## BEGIN Records shown

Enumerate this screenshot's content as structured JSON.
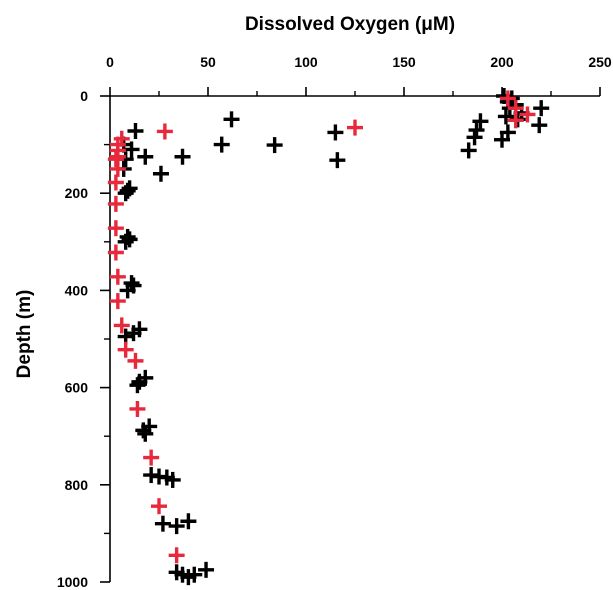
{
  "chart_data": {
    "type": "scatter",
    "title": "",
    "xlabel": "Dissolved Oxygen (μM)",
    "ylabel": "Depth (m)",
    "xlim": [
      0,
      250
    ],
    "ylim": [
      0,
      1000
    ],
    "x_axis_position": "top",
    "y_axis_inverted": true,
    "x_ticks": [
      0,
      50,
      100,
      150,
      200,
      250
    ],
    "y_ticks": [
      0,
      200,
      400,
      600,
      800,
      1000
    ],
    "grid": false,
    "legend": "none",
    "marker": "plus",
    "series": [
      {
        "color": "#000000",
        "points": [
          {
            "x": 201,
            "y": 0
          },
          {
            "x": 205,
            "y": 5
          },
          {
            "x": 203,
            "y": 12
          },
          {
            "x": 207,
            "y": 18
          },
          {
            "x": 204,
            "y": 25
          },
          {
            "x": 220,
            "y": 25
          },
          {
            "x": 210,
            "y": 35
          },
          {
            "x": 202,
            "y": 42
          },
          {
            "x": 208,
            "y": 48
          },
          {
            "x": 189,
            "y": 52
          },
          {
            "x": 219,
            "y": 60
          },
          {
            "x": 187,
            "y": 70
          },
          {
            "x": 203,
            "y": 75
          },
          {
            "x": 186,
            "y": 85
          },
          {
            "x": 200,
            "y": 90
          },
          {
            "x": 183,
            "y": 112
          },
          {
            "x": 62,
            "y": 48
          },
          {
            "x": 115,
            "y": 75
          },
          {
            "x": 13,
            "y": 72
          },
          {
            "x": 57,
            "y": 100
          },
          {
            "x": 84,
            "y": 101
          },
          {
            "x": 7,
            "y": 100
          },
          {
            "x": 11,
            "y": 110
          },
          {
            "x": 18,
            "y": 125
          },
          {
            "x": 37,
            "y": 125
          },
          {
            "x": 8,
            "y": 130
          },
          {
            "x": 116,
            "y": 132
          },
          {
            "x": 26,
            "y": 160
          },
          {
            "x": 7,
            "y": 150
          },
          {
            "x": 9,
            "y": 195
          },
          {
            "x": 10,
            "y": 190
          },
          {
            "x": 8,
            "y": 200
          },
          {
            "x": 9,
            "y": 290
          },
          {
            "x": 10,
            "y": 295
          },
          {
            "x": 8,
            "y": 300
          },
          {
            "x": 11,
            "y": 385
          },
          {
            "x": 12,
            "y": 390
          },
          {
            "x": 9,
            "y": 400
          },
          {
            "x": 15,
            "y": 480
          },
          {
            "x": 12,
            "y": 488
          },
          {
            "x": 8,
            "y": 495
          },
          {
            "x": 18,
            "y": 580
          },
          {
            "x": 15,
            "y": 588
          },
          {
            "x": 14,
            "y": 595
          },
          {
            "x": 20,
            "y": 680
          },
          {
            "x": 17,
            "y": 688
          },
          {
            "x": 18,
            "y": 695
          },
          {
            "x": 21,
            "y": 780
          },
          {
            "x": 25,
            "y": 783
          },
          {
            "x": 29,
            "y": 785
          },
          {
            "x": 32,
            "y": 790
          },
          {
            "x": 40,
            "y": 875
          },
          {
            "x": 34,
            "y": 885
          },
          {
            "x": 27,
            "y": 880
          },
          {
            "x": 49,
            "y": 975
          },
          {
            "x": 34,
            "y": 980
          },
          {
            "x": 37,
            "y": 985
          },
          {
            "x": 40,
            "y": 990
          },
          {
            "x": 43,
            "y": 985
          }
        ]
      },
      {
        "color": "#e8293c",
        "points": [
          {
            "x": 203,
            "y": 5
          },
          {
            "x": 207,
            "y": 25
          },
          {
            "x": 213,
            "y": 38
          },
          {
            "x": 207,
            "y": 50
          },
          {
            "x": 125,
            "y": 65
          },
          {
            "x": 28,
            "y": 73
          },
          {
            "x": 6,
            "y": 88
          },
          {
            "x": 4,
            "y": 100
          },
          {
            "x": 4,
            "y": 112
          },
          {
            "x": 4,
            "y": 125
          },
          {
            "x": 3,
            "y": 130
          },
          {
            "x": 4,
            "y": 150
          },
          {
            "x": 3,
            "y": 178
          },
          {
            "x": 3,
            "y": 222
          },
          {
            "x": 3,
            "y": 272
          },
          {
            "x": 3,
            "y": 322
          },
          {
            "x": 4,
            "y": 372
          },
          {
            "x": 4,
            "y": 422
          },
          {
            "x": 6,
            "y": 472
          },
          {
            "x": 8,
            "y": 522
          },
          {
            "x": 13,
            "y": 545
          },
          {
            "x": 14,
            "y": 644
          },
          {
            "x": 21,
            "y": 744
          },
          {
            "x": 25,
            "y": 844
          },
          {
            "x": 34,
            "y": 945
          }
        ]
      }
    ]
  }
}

## END Records shown

◆ **Task requirements**: Give all the lines above again, character for character, without pictures.

◆ **Right answer**:
Enumerate this screenshot's content as structured JSON.
{
  "chart_data": {
    "type": "scatter",
    "title": "",
    "xlabel": "Dissolved Oxygen (μM)",
    "ylabel": "Depth (m)",
    "xlim": [
      0,
      250
    ],
    "ylim": [
      0,
      1000
    ],
    "x_axis_position": "top",
    "y_axis_inverted": true,
    "x_ticks": [
      0,
      50,
      100,
      150,
      200,
      250
    ],
    "y_ticks": [
      0,
      200,
      400,
      600,
      800,
      1000
    ],
    "grid": false,
    "legend": "none",
    "marker": "plus",
    "series": [
      {
        "color": "#000000",
        "points": [
          {
            "x": 201,
            "y": 0
          },
          {
            "x": 205,
            "y": 5
          },
          {
            "x": 203,
            "y": 12
          },
          {
            "x": 207,
            "y": 18
          },
          {
            "x": 204,
            "y": 25
          },
          {
            "x": 220,
            "y": 25
          },
          {
            "x": 210,
            "y": 35
          },
          {
            "x": 202,
            "y": 42
          },
          {
            "x": 208,
            "y": 48
          },
          {
            "x": 189,
            "y": 52
          },
          {
            "x": 219,
            "y": 60
          },
          {
            "x": 187,
            "y": 70
          },
          {
            "x": 203,
            "y": 75
          },
          {
            "x": 186,
            "y": 85
          },
          {
            "x": 200,
            "y": 90
          },
          {
            "x": 183,
            "y": 112
          },
          {
            "x": 62,
            "y": 48
          },
          {
            "x": 115,
            "y": 75
          },
          {
            "x": 13,
            "y": 72
          },
          {
            "x": 57,
            "y": 100
          },
          {
            "x": 84,
            "y": 101
          },
          {
            "x": 7,
            "y": 100
          },
          {
            "x": 11,
            "y": 110
          },
          {
            "x": 18,
            "y": 125
          },
          {
            "x": 37,
            "y": 125
          },
          {
            "x": 8,
            "y": 130
          },
          {
            "x": 116,
            "y": 132
          },
          {
            "x": 26,
            "y": 160
          },
          {
            "x": 7,
            "y": 150
          },
          {
            "x": 9,
            "y": 195
          },
          {
            "x": 10,
            "y": 190
          },
          {
            "x": 8,
            "y": 200
          },
          {
            "x": 9,
            "y": 290
          },
          {
            "x": 10,
            "y": 295
          },
          {
            "x": 8,
            "y": 300
          },
          {
            "x": 11,
            "y": 385
          },
          {
            "x": 12,
            "y": 390
          },
          {
            "x": 9,
            "y": 400
          },
          {
            "x": 15,
            "y": 480
          },
          {
            "x": 12,
            "y": 488
          },
          {
            "x": 8,
            "y": 495
          },
          {
            "x": 18,
            "y": 580
          },
          {
            "x": 15,
            "y": 588
          },
          {
            "x": 14,
            "y": 595
          },
          {
            "x": 20,
            "y": 680
          },
          {
            "x": 17,
            "y": 688
          },
          {
            "x": 18,
            "y": 695
          },
          {
            "x": 21,
            "y": 780
          },
          {
            "x": 25,
            "y": 783
          },
          {
            "x": 29,
            "y": 785
          },
          {
            "x": 32,
            "y": 790
          },
          {
            "x": 40,
            "y": 875
          },
          {
            "x": 34,
            "y": 885
          },
          {
            "x": 27,
            "y": 880
          },
          {
            "x": 49,
            "y": 975
          },
          {
            "x": 34,
            "y": 980
          },
          {
            "x": 37,
            "y": 985
          },
          {
            "x": 40,
            "y": 990
          },
          {
            "x": 43,
            "y": 985
          }
        ]
      },
      {
        "color": "#e8293c",
        "points": [
          {
            "x": 203,
            "y": 5
          },
          {
            "x": 207,
            "y": 25
          },
          {
            "x": 213,
            "y": 38
          },
          {
            "x": 207,
            "y": 50
          },
          {
            "x": 125,
            "y": 65
          },
          {
            "x": 28,
            "y": 73
          },
          {
            "x": 6,
            "y": 88
          },
          {
            "x": 4,
            "y": 100
          },
          {
            "x": 4,
            "y": 112
          },
          {
            "x": 4,
            "y": 125
          },
          {
            "x": 3,
            "y": 130
          },
          {
            "x": 4,
            "y": 150
          },
          {
            "x": 3,
            "y": 178
          },
          {
            "x": 3,
            "y": 222
          },
          {
            "x": 3,
            "y": 272
          },
          {
            "x": 3,
            "y": 322
          },
          {
            "x": 4,
            "y": 372
          },
          {
            "x": 4,
            "y": 422
          },
          {
            "x": 6,
            "y": 472
          },
          {
            "x": 8,
            "y": 522
          },
          {
            "x": 13,
            "y": 545
          },
          {
            "x": 14,
            "y": 644
          },
          {
            "x": 21,
            "y": 744
          },
          {
            "x": 25,
            "y": 844
          },
          {
            "x": 34,
            "y": 945
          }
        ]
      }
    ]
  }
}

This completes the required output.